Licenciement Economique


Posté le 26 mai 2025

1. Définition et fondement juridique

Le licenciement économique est défini à l’article L.1233-3 du Code du travail comme une rupture du contrat de travail motivée par des causes non inhérentes à la personne du salarié, résultant notamment :

  • de difficultés économiques ;
  • de mutations technologiques ;
  • de la nécessité de sauvegarder la compétitivité de l’entreprise ;
  • de la cessation d’activité de l’entreprise.

La jurisprudence a précisé que l’employeur doit démontrer la réalité et la gravité de la cause économique invoquée, ainsi que l’impossibilité de reclasser le salarié concerné.

2. Définition du motif économique

Le licenciement pour motif économique est défini comme une rupture du contrat de travail résultant d’une suppression ou transformation d’emploi, ou d’une modification refusée par le salarié d’un élément essentiel du contrat, consécutives notamment à :

  1. Des difficultés économiques, caractérisées par l’évolution significative d’au moins un indicateur économique tel qu’une baisse des commandes ou du chiffre d’affaires, des pertes d’exploitation ou une dégradation de la trésorerie ou de l’excédent brut d’exploitation. La durée de cette baisse est appréciée en fonction de la taille de l’entreprise :
    Un trimestre pour une entreprise de moins de 11 salariés ;
    Deux trimestres consécutifs pour une entreprise de 11 à moins de 50 salariés ;
    • Trois trimestres consécutifs pour une entreprise de 50 à moins de 300 salariés ;
    Quatre trimestres consécutifs pour une entreprise de 300 salariés et plus.
==============================
▶ **Consignes**:
**a)** Dans le texte sur le licenciement économique, quelles causes sont énumérées après « résultant notamment : » dans la partie « Définition et fondement juridique » ? Donnez-les toutes.
**b)** Répondez à ces questions d'après le texte sur le licenciement économique :
(i) Quel article du Code du travail définit le licenciement économique ?
(ii) Selon la jurisprudence, que doit démontrer l'employeur ?
(iii) Sur quelle durée la baisse est-elle appréciée pour une entreprise de 50 à moins de 300 salariés ?
**c)** Recopiez à l'identique le passage du texte sur le licenciement économique qui commence par les mots contenant "1. Définition et fondement" et se termine par "d’activité de l’entreprise.".

▶ **Lignes fournies**:
==============================
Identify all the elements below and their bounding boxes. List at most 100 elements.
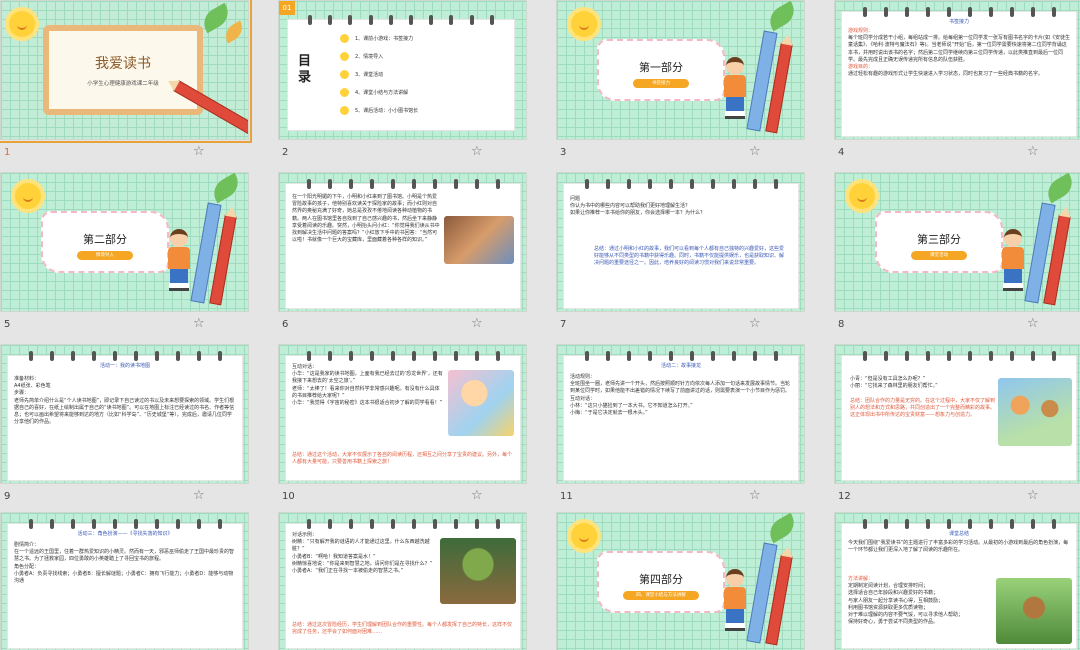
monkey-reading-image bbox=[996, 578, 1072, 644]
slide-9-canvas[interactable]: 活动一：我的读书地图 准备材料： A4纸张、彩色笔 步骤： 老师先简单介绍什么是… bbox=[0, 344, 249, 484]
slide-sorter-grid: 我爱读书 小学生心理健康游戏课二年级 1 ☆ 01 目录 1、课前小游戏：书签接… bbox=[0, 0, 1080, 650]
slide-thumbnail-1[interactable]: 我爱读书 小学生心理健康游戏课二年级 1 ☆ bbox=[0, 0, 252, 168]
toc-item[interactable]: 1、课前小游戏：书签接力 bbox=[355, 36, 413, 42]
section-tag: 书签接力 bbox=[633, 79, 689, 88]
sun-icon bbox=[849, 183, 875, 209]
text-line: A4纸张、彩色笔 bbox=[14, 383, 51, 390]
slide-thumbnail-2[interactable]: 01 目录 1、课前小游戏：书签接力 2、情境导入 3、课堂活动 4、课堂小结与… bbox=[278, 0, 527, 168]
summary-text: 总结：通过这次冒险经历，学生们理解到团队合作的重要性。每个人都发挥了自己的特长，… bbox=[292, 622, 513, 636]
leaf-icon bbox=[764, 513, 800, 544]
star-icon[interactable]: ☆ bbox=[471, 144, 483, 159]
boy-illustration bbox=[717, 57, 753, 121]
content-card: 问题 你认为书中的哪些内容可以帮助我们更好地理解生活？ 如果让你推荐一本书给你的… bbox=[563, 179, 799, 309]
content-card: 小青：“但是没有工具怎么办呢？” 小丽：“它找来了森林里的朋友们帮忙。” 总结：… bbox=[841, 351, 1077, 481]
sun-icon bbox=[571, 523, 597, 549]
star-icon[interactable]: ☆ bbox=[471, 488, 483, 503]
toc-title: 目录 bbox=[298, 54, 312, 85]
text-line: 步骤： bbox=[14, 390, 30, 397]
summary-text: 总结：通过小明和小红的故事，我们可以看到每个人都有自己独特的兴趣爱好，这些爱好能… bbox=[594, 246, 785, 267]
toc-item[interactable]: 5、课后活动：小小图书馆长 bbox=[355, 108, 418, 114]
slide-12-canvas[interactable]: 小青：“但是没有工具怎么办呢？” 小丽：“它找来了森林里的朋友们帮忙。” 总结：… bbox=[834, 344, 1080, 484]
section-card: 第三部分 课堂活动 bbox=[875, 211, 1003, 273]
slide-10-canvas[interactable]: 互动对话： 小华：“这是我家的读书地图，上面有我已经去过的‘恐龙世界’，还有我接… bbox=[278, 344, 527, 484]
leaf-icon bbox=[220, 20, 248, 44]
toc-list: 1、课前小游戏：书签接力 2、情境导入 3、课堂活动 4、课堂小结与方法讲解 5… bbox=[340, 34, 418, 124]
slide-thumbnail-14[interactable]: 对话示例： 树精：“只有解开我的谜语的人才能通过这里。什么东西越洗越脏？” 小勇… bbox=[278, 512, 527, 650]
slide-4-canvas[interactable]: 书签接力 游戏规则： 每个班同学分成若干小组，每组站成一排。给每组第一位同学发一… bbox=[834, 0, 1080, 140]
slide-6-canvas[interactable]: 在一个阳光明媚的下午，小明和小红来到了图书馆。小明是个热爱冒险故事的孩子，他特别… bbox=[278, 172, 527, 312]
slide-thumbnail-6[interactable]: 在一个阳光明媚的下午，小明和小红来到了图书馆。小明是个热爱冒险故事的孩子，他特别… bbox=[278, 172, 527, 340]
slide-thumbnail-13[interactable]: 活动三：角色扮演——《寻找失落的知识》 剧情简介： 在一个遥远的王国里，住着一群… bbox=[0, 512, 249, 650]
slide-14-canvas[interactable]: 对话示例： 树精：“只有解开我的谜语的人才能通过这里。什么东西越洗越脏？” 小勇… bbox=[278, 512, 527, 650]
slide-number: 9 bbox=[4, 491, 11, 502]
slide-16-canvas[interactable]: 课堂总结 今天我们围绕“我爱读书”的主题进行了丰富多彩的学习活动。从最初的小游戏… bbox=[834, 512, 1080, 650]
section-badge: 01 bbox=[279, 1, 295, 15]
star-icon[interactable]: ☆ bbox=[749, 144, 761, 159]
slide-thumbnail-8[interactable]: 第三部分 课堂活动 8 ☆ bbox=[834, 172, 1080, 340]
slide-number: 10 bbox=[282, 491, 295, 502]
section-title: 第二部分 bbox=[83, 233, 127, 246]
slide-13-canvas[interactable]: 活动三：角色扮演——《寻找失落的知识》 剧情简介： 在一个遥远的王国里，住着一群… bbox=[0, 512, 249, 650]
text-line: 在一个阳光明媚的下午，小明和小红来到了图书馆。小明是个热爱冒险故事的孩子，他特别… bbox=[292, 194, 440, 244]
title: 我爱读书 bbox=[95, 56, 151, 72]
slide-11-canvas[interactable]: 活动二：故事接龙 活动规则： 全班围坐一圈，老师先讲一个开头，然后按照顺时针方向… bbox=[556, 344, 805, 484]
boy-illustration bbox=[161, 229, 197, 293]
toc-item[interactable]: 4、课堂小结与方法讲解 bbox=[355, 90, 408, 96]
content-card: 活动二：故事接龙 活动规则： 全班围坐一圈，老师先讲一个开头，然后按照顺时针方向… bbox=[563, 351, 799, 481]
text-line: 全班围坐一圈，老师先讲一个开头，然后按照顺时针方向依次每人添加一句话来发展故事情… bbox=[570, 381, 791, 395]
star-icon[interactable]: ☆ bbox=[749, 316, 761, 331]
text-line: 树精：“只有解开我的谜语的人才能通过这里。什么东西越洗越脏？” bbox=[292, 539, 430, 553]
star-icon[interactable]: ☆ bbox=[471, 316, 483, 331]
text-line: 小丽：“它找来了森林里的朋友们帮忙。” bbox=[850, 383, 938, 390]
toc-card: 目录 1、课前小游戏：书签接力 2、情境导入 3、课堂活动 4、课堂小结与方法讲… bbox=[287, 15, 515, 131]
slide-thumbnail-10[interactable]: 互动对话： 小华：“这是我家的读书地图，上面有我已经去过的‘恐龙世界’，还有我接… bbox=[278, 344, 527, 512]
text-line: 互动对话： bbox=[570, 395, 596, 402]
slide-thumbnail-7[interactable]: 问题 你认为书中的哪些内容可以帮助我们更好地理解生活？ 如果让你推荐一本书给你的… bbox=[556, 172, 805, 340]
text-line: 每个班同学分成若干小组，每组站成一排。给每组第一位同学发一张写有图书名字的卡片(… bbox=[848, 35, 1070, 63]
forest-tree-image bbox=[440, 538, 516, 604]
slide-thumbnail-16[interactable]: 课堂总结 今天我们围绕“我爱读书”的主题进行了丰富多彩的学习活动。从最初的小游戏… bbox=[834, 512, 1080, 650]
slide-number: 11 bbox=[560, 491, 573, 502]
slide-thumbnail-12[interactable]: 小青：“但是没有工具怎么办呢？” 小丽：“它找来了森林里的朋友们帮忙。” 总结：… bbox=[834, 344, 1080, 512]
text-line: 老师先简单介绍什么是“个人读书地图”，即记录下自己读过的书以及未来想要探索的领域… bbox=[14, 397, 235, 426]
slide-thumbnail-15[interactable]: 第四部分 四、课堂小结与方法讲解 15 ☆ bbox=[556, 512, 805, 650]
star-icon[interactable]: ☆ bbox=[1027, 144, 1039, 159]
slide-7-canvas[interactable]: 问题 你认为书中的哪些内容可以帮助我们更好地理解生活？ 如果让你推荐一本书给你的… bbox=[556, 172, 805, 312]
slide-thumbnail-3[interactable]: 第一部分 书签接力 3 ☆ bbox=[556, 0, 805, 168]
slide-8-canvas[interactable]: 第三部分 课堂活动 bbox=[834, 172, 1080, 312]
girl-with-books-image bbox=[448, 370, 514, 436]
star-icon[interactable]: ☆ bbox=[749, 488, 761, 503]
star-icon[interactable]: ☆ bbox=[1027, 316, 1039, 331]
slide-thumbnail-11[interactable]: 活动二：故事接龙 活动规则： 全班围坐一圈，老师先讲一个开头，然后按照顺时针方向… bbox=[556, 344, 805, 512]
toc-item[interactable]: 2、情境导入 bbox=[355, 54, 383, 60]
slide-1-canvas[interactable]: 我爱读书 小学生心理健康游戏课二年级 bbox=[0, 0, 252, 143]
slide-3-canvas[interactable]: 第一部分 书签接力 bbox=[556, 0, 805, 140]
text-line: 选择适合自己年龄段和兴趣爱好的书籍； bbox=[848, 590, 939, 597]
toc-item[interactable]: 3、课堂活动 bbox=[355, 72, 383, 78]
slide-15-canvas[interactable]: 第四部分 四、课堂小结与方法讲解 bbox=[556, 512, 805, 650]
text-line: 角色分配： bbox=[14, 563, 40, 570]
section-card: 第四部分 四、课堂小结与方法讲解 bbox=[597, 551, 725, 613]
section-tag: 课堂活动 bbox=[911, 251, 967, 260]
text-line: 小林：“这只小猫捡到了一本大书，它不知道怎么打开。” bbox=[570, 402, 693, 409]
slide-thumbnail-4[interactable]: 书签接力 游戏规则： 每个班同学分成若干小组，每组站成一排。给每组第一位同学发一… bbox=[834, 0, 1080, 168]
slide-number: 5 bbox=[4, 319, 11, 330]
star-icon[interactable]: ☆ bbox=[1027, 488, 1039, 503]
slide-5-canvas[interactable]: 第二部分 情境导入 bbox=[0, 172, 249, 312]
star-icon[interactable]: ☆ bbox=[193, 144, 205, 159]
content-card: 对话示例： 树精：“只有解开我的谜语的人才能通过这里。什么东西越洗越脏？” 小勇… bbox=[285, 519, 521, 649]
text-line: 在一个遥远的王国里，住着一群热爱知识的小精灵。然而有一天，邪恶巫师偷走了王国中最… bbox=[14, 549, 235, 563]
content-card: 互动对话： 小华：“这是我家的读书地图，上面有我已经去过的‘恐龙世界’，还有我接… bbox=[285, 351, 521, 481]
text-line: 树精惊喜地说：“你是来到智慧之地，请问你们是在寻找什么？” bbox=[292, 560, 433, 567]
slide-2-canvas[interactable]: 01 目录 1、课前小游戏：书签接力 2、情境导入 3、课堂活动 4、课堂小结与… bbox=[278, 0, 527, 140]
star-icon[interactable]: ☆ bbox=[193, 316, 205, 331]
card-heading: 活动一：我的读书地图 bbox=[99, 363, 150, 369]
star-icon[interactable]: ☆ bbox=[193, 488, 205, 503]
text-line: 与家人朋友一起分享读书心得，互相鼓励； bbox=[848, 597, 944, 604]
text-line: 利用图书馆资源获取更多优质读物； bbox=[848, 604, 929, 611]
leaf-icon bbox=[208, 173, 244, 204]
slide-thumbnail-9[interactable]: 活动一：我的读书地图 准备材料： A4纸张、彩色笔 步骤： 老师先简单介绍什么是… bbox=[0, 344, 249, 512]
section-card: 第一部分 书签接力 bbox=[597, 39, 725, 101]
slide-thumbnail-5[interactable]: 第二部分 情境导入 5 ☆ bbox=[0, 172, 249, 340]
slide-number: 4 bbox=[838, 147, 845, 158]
==============================
▶ **Réponses dans l'ordre**:
**a)**
- les difficultés économiques
- les mutations technologiques
- la nécessité de sauvegarder la compétitivité de l'entreprise
- la cessation d'activité de l'entreprise

**b)**
(i) L'article L.1233-3 du Code du travail.
(ii) La réalité et la gravité de la cause économique invoquée, ainsi que l'impossibilité de reclasser le salarié concerné.
(iii) Trois trimestres consécutifs.

**c)**
1. Définition et fondement juridique

Le licenciement économique est défini à l’article L.1233-3 du Code du travail comme une rupture du contrat de travail motivée par des causes non inhérentes à la personne du salarié, résultant notamment :

  • de difficultés économiques ;
  • de mutations technologiques ;
  • de la nécessité de sauvegarder la compétitivité de l’entreprise ;
  • de la cessation d’activité de l’entreprise.